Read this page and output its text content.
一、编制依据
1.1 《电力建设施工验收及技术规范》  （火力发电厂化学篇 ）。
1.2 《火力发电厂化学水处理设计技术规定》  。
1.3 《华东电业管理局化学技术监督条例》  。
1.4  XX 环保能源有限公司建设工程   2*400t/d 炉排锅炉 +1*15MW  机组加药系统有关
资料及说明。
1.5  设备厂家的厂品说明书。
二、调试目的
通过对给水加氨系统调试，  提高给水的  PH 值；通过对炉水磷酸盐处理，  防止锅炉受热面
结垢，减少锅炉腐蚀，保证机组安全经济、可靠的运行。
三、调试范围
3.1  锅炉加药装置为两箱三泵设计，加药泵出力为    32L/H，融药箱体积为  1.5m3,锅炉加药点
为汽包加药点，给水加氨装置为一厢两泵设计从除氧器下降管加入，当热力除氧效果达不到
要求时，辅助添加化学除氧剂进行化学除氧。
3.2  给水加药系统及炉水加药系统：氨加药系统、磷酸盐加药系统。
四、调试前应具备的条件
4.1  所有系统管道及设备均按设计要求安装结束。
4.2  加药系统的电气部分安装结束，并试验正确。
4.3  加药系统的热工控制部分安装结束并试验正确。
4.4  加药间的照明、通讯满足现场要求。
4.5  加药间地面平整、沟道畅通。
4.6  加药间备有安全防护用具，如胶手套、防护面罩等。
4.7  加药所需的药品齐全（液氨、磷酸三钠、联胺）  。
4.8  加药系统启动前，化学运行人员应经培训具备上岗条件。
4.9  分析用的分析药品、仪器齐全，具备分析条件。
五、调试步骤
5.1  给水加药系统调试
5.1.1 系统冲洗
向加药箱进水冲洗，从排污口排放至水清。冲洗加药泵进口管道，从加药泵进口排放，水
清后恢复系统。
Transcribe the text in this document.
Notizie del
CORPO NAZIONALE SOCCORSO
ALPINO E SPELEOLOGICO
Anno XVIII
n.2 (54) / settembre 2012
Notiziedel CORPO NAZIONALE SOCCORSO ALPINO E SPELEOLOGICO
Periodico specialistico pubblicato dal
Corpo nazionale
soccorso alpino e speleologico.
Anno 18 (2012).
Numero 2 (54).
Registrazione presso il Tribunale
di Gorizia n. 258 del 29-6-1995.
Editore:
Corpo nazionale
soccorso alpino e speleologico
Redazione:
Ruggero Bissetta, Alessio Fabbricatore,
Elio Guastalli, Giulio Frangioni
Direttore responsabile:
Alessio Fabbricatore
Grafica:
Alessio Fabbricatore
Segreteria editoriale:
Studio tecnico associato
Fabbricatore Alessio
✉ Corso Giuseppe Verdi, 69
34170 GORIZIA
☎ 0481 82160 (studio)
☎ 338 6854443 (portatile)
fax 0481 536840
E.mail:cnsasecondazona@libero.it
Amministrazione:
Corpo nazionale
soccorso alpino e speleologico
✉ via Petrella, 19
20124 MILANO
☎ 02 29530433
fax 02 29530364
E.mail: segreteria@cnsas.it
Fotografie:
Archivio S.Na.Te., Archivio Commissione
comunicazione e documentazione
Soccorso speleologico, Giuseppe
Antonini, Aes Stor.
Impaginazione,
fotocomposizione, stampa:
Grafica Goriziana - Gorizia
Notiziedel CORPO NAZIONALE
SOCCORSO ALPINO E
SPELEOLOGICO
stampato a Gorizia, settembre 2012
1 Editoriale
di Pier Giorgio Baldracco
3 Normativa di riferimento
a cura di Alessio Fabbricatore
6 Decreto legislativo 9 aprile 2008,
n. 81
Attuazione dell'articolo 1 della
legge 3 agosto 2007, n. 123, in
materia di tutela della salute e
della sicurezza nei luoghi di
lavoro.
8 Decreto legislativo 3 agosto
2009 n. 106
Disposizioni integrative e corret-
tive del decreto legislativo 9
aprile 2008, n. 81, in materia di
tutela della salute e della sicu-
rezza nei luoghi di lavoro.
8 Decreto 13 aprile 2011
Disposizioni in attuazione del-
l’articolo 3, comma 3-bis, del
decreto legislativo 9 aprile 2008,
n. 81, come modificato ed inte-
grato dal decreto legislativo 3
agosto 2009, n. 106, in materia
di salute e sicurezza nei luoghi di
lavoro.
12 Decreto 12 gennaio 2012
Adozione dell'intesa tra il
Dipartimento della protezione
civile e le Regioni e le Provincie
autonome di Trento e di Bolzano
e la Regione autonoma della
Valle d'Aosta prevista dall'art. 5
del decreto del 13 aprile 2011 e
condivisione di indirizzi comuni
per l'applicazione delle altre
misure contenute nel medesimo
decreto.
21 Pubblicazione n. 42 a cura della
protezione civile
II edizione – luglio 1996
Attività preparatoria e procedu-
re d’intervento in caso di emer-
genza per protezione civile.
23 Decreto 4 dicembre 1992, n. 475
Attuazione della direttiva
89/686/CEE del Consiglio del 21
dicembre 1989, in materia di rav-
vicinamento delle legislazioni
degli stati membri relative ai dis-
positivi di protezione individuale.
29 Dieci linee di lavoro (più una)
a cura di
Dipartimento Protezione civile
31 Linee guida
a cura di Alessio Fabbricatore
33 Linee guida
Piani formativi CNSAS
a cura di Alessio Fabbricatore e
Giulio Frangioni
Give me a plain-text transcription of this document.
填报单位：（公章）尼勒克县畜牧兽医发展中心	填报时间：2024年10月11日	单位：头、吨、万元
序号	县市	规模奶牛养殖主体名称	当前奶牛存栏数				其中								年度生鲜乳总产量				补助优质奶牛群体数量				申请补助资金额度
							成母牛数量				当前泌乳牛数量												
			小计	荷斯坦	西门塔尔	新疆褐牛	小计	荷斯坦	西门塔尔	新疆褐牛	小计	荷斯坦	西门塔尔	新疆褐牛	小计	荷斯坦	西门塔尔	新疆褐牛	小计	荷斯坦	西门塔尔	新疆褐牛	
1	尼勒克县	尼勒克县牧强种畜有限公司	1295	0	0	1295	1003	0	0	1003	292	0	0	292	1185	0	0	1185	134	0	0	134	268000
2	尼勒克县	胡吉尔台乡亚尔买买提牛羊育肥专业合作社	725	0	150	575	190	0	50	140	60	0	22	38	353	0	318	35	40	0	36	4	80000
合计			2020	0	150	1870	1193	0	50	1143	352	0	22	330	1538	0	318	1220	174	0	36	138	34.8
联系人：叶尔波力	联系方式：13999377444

WHAT IS REQUIRED:
Exactly as written, please output every entry.

ANSWER TO THIS EXERCISE:
Read this page and output its text content.
一、编制依据
1.1 《电力建设施工验收及技术规范》  （火力发电厂化学篇 ）。
1.2 《火力发电厂化学水处理设计技术规定》  。
1.3 《华东电业管理局化学技术监督条例》  。
1.4  XX 环保能源有限公司建设工程   2*400t/d 炉排锅炉 +1*15MW  机组加药系统有关
资料及说明。
1.5  设备厂家的厂品说明书。
二、调试目的
通过对给水加氨系统调试，  提高给水的  PH 值；通过对炉水磷酸盐处理，  防止锅炉受热面
结垢，减少锅炉腐蚀，保证机组安全经济、可靠的运行。
三、调试范围
3.1  锅炉加药装置为两箱三泵设计，加药泵出力为    32L/H，融药箱体积为  1.5m3,锅炉加药点
为汽包加药点，给水加氨装置为一厢两泵设计从除氧器下降管加入，当热力除氧效果达不到
要求时，辅助添加化学除氧剂进行化学除氧。
3.2  给水加药系统及炉水加药系统：氨加药系统、磷酸盐加药系统。
四、调试前应具备的条件
4.1  所有系统管道及设备均按设计要求安装结束。
4.2  加药系统的电气部分安装结束，并试验正确。
4.3  加药系统的热工控制部分安装结束并试验正确。
4.4  加药间的照明、通讯满足现场要求。
4.5  加药间地面平整、沟道畅通。
4.6  加药间备有安全防护用具，如胶手套、防护面罩等。
4.7  加药所需的药品齐全（液氨、磷酸三钠、联胺）  。
4.8  加药系统启动前，化学运行人员应经培训具备上岗条件。
4.9  分析用的分析药品、仪器齐全，具备分析条件。
五、调试步骤
5.1  给水加药系统调试
5.1.1 系统冲洗
向加药箱进水冲洗，从排污口排放至水清。冲洗加药泵进口管道，从加药泵进口排放，水
清后恢复系统。
Transcribe the text in this document.
Notizie del
CORPO NAZIONALE SOCCORSO
ALPINO E SPELEOLOGICO
Anno XVIII
n.2 (54) / settembre 2012
Notiziedel CORPO NAZIONALE SOCCORSO ALPINO E SPELEOLOGICO
Periodico specialistico pubblicato dal
Corpo nazionale
soccorso alpino e speleologico.
Anno 18 (2012).
Numero 2 (54).
Registrazione presso il Tribunale
di Gorizia n. 258 del 29-6-1995.
Editore:
Corpo nazionale
soccorso alpino e speleologico
Redazione:
Ruggero Bissetta, Alessio Fabbricatore,
Elio Guastalli, Giulio Frangioni
Direttore responsabile:
Alessio Fabbricatore
Grafica:
Alessio Fabbricatore
Segreteria editoriale:
Studio tecnico associato
Fabbricatore Alessio
✉ Corso Giuseppe Verdi, 69
34170 GORIZIA
☎ 0481 82160 (studio)
☎ 338 6854443 (portatile)
fax 0481 536840
E.mail:cnsasecondazona@libero.it
Amministrazione:
Corpo nazionale
soccorso alpino e speleologico
✉ via Petrella, 19
20124 MILANO
☎ 02 29530433
fax 02 29530364
E.mail: segreteria@cnsas.it
Fotografie:
Archivio S.Na.Te., Archivio Commissione
comunicazione e documentazione
Soccorso speleologico, Giuseppe
Antonini, Aes Stor.
Impaginazione,
fotocomposizione, stampa:
Grafica Goriziana - Gorizia
Notiziedel CORPO NAZIONALE
SOCCORSO ALPINO E
SPELEOLOGICO
stampato a Gorizia, settembre 2012
1 Editoriale
di Pier Giorgio Baldracco
3 Normativa di riferimento
a cura di Alessio Fabbricatore
6 Decreto legislativo 9 aprile 2008,
n. 81
Attuazione dell'articolo 1 della
legge 3 agosto 2007, n. 123, in
materia di tutela della salute e
della sicurezza nei luoghi di
lavoro.
8 Decreto legislativo 3 agosto
2009 n. 106
Disposizioni integrative e corret-
tive del decreto legislativo 9
aprile 2008, n. 81, in materia di
tutela della salute e della sicu-
rezza nei luoghi di lavoro.
8 Decreto 13 aprile 2011
Disposizioni in attuazione del-
l’articolo 3, comma 3-bis, del
decreto legislativo 9 aprile 2008,
n. 81, come modificato ed inte-
grato dal decreto legislativo 3
agosto 2009, n. 106, in materia
di salute e sicurezza nei luoghi di
lavoro.
12 Decreto 12 gennaio 2012
Adozione dell'intesa tra il
Dipartimento della protezione
civile e le Regioni e le Provincie
autonome di Trento e di Bolzano
e la Regione autonoma della
Valle d'Aosta prevista dall'art. 5
del decreto del 13 aprile 2011 e
condivisione di indirizzi comuni
per l'applicazione delle altre
misure contenute nel medesimo
decreto.
21 Pubblicazione n. 42 a cura della
protezione civile
II edizione – luglio 1996
Attività preparatoria e procedu-
re d’intervento in caso di emer-
genza per protezione civile.
23 Decreto 4 dicembre 1992, n. 475
Attuazione della direttiva
89/686/CEE del Consiglio del 21
dicembre 1989, in materia di rav-
vicinamento delle legislazioni
degli stati membri relative ai dis-
positivi di protezione individuale.
29 Dieci linee di lavoro (più una)
a cura di
Dipartimento Protezione civile
31 Linee guida
a cura di Alessio Fabbricatore
33 Linee guida
Piani formativi CNSAS
a cura di Alessio Fabbricatore e
Giulio Frangioni
Give me a plain-text transcription of this document.
填报单位：（公章）尼勒克县畜牧兽医发展中心	填报时间：2024年10月11日	单位：头、吨、万元
序号	县市	规模奶牛养殖主体名称	当前奶牛存栏数				其中								年度生鲜乳总产量				补助优质奶牛群体数量				申请补助资金额度
							成母牛数量				当前泌乳牛数量												
			小计	荷斯坦	西门塔尔	新疆褐牛	小计	荷斯坦	西门塔尔	新疆褐牛	小计	荷斯坦	西门塔尔	新疆褐牛	小计	荷斯坦	西门塔尔	新疆褐牛	小计	荷斯坦	西门塔尔	新疆褐牛	
1	尼勒克县	尼勒克县牧强种畜有限公司	1295	0	0	1295	1003	0	0	1003	292	0	0	292	1185	0	0	1185	134	0	0	134	268000
2	尼勒克县	胡吉尔台乡亚尔买买提牛羊育肥专业合作社	725	0	150	575	190	0	50	140	60	0	22	38	353	0	318	35	40	0	36	4	80000
合计			2020	0	150	1870	1193	0	50	1143	352	0	22	330	1538	0	318	1220	174	0	36	138	34.8
联系人：叶尔波力	联系方式：13999377444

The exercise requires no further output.